#### Problem to work on:
Pick out the lines containing "image".

#### Records provided:
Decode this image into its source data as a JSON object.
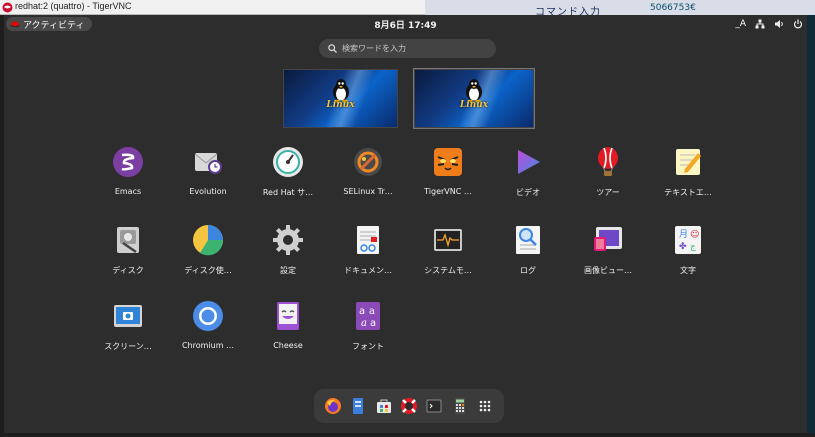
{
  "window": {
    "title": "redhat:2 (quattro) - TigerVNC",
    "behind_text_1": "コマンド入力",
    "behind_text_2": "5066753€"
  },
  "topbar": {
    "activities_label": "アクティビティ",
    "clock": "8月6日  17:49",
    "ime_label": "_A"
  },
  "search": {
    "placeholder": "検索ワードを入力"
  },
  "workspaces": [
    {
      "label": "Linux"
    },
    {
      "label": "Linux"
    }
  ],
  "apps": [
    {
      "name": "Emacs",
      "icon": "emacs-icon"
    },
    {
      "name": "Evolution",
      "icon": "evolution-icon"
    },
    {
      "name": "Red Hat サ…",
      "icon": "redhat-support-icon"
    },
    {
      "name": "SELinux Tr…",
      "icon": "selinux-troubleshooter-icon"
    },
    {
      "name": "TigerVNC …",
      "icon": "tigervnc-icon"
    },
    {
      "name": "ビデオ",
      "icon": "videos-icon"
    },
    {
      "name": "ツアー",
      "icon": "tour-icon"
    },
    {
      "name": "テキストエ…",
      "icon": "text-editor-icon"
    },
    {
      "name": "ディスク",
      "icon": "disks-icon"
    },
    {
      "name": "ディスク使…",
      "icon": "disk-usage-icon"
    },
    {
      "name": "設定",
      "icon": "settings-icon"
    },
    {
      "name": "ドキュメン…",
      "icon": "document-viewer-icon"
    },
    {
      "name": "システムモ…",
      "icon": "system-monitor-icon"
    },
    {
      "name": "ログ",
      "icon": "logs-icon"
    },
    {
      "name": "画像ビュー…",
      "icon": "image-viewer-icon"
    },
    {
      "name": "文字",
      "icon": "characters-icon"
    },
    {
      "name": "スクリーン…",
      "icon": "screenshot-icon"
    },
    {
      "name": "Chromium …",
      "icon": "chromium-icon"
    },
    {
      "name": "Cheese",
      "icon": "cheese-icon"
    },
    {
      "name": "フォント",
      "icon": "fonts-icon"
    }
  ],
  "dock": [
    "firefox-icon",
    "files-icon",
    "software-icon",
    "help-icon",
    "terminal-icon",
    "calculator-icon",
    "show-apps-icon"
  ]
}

#### Exercise solution:
Decode this image into its source data as a JSON object.
      "icon": "image-viewer-icon"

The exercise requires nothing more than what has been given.